» INSTRUCTION: Reproduce without any changes the rows from the very first one down to the line containing "column-name-label: 名称 [247, 61, 269, 73]", with both ends included.

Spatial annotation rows
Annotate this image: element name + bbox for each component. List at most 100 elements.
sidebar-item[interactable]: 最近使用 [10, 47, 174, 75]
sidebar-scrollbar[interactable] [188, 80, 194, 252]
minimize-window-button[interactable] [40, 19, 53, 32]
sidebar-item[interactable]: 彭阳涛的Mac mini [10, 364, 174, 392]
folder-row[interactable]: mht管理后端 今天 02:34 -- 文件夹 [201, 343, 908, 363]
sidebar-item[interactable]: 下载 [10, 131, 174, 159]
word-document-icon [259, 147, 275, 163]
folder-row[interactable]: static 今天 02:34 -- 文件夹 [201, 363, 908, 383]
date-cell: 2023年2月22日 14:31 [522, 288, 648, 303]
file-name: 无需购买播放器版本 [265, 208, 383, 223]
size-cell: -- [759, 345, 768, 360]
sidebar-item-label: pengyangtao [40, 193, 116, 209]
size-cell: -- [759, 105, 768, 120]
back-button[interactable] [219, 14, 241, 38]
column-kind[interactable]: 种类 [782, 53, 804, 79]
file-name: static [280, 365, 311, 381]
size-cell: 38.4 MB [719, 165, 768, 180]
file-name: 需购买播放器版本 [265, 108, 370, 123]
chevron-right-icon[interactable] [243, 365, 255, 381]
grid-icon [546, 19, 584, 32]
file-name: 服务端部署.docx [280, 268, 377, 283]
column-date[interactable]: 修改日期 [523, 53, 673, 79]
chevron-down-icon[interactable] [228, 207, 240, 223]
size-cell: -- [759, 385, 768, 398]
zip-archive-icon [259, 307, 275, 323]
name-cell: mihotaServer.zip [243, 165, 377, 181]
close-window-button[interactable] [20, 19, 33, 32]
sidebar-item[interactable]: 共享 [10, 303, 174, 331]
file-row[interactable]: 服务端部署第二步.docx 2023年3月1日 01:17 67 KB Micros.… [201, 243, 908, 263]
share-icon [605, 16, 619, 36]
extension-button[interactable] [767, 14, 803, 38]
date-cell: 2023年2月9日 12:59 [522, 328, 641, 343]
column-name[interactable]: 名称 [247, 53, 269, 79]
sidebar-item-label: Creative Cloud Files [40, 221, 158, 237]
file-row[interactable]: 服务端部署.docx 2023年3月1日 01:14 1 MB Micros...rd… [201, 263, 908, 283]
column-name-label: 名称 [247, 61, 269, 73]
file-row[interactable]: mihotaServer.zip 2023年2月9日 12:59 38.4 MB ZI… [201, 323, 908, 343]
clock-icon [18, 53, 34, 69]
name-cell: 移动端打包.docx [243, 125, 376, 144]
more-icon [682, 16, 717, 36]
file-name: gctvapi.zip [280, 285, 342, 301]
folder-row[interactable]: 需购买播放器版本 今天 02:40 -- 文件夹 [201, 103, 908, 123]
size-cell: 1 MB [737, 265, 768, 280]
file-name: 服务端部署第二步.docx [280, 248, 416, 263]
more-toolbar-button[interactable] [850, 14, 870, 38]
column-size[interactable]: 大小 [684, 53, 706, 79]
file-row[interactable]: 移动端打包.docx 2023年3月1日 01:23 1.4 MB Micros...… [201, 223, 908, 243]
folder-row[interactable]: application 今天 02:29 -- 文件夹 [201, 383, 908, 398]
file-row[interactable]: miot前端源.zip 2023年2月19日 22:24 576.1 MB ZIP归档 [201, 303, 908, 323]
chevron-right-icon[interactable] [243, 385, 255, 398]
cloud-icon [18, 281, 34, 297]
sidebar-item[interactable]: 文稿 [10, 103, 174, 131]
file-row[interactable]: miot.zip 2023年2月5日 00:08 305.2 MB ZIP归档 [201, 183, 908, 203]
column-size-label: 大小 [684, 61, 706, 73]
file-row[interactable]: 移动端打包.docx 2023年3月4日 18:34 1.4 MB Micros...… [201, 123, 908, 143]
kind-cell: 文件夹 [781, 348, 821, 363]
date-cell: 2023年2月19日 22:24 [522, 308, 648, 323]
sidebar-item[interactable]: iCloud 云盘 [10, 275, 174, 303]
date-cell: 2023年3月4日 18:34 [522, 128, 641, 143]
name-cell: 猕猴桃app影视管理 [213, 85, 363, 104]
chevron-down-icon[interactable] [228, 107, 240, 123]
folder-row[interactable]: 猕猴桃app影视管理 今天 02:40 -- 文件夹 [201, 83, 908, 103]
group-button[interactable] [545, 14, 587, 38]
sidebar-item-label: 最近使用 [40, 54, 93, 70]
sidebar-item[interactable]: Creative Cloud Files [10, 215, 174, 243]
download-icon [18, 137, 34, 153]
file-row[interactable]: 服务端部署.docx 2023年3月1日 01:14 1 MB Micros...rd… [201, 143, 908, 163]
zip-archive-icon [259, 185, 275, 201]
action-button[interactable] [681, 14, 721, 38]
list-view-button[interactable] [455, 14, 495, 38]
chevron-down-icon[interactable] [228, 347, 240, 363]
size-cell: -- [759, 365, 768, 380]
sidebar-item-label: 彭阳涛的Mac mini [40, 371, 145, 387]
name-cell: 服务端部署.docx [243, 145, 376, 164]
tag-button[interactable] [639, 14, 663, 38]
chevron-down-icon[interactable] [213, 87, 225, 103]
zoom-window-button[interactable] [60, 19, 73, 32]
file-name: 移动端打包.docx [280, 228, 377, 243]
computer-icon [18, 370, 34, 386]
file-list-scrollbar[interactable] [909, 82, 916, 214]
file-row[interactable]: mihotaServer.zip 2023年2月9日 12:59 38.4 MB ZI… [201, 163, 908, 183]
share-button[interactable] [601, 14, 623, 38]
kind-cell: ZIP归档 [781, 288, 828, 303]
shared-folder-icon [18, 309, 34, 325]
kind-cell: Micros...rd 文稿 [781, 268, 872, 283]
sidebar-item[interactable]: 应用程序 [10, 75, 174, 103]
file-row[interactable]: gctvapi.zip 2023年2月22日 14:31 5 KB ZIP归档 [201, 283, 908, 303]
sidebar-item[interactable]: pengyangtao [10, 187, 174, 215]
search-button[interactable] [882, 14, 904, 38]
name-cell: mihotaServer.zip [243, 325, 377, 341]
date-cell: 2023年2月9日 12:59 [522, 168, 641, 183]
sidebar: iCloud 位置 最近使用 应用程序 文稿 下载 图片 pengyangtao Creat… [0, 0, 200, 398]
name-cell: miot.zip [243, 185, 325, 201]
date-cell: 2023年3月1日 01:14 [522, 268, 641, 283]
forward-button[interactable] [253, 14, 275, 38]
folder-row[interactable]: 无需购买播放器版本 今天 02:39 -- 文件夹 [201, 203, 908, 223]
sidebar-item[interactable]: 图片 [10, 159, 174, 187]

» CORRECT RESULT:
Annotate this image: element name + bbox for each component. List at most 100 elements.
sidebar-item[interactable]: 最近使用 [10, 47, 174, 75]
sidebar-scrollbar[interactable] [188, 80, 194, 252]
minimize-window-button[interactable] [40, 19, 53, 32]
sidebar-item[interactable]: 彭阳涛的Mac mini [10, 364, 174, 392]
folder-row[interactable]: mht管理后端 今天 02:34 -- 文件夹 [201, 343, 908, 363]
sidebar-item[interactable]: 下载 [10, 131, 174, 159]
word-document-icon [259, 147, 275, 163]
folder-row[interactable]: static 今天 02:34 -- 文件夹 [201, 363, 908, 383]
date-cell: 2023年2月22日 14:31 [522, 288, 648, 303]
file-name: 无需购买播放器版本 [265, 208, 383, 223]
size-cell: -- [759, 345, 768, 360]
sidebar-item-label: pengyangtao [40, 193, 116, 209]
size-cell: -- [759, 105, 768, 120]
back-button[interactable] [219, 14, 241, 38]
column-kind[interactable]: 种类 [782, 53, 804, 79]
file-name: static [280, 365, 311, 381]
size-cell: 38.4 MB [719, 165, 768, 180]
file-name: 需购买播放器版本 [265, 108, 370, 123]
chevron-right-icon[interactable] [243, 365, 255, 381]
grid-icon [546, 19, 584, 32]
file-name: 服务端部署.docx [280, 268, 377, 283]
column-date[interactable]: 修改日期 [523, 53, 673, 79]
chevron-down-icon[interactable] [228, 207, 240, 223]
size-cell: -- [759, 385, 768, 398]
zip-archive-icon [259, 307, 275, 323]
name-cell: mihotaServer.zip [243, 165, 377, 181]
close-window-button[interactable] [20, 19, 33, 32]
sidebar-item[interactable]: 共享 [10, 303, 174, 331]
file-row[interactable]: 服务端部署第二步.docx 2023年3月1日 01:17 67 KB Micros.… [201, 243, 908, 263]
share-icon [605, 16, 619, 36]
extension-button[interactable] [767, 14, 803, 38]
date-cell: 2023年2月9日 12:59 [522, 328, 641, 343]
column-name[interactable]: 名称 [247, 53, 269, 79]
sidebar-item-label: Creative Cloud Files [40, 221, 158, 237]
file-row[interactable]: 服务端部署.docx 2023年3月1日 01:14 1 MB Micros...rd… [201, 263, 908, 283]
column-name-label: 名称 [247, 61, 269, 73]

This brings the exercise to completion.